** start Source material **
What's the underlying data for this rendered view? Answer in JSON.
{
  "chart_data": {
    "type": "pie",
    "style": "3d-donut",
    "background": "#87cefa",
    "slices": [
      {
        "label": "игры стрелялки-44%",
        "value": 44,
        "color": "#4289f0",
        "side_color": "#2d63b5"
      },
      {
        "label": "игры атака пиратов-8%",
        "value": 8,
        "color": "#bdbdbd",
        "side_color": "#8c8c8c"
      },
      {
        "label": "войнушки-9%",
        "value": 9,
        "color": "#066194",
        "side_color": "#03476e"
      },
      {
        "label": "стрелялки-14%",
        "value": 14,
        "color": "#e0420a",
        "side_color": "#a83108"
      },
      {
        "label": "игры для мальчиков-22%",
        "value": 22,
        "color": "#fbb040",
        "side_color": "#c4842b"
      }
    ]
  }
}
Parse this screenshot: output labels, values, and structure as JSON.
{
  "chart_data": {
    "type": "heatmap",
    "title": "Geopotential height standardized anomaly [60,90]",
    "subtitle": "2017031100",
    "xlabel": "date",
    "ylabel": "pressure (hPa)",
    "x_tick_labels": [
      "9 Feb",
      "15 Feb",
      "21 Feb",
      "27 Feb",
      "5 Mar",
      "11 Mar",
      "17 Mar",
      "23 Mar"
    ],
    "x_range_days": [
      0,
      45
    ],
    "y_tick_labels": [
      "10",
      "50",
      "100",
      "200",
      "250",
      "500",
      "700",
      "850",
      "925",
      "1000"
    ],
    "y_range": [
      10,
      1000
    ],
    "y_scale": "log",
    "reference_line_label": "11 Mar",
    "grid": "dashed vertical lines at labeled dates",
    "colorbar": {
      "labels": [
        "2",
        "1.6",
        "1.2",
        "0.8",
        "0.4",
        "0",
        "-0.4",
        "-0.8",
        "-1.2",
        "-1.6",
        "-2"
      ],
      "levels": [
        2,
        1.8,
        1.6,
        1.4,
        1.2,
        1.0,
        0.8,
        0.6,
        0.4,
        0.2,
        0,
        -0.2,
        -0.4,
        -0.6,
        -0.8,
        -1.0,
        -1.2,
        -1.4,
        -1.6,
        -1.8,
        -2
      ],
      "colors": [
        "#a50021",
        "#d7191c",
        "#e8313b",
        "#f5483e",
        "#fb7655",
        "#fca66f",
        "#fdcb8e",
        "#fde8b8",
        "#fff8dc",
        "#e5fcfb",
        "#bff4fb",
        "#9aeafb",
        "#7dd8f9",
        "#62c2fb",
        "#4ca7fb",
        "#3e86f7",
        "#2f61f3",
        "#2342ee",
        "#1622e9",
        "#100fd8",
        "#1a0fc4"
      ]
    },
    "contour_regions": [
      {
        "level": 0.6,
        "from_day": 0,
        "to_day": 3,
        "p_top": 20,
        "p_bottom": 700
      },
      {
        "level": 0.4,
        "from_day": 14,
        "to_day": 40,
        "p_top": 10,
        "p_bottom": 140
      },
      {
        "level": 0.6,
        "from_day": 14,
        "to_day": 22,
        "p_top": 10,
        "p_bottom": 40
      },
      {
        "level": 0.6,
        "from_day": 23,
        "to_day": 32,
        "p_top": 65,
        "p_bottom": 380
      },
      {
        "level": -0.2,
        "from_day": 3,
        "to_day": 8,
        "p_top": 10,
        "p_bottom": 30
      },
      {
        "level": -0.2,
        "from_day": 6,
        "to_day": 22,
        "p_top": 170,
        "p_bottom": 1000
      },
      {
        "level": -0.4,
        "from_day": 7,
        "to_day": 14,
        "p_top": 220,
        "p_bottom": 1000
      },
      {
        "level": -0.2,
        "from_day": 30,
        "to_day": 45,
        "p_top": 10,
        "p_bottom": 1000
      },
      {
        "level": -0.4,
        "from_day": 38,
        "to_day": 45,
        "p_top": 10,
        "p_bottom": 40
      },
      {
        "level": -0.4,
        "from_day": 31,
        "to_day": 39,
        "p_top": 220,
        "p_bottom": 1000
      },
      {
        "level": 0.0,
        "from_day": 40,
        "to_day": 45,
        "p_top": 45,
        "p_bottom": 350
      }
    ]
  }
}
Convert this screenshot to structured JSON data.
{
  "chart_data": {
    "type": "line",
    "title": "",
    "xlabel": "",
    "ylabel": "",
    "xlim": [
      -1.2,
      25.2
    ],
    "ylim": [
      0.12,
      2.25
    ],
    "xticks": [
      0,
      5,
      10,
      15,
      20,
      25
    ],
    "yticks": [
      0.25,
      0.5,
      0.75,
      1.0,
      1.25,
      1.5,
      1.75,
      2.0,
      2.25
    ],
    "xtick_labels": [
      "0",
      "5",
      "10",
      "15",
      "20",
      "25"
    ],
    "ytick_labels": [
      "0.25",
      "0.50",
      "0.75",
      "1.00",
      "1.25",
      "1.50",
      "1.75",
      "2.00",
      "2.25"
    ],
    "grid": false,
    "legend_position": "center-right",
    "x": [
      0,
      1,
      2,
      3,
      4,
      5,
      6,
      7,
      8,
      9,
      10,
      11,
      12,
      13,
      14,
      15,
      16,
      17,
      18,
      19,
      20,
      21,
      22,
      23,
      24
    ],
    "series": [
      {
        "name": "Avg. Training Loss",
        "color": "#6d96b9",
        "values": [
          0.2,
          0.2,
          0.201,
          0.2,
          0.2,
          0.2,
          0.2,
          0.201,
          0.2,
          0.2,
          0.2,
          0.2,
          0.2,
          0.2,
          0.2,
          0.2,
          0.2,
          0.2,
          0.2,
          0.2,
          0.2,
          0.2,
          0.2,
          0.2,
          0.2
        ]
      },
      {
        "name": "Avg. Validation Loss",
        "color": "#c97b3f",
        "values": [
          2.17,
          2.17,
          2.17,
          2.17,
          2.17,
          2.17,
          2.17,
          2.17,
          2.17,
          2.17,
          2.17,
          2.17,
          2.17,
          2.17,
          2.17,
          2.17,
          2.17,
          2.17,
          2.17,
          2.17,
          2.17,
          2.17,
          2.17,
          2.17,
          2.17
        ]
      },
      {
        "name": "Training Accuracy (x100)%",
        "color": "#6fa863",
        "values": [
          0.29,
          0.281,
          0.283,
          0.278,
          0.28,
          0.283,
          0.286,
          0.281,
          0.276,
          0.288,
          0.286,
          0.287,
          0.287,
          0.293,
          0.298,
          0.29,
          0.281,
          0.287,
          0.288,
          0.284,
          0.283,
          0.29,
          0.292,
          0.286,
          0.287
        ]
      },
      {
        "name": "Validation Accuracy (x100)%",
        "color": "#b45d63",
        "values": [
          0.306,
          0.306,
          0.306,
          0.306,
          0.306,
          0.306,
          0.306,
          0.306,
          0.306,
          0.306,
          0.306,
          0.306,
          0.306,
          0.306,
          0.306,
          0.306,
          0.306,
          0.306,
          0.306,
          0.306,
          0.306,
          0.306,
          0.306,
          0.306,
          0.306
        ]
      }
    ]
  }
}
** end Source material **
Go through the data and count each line that has the word "Accuracy", then give the total alone.

Exercise result: 2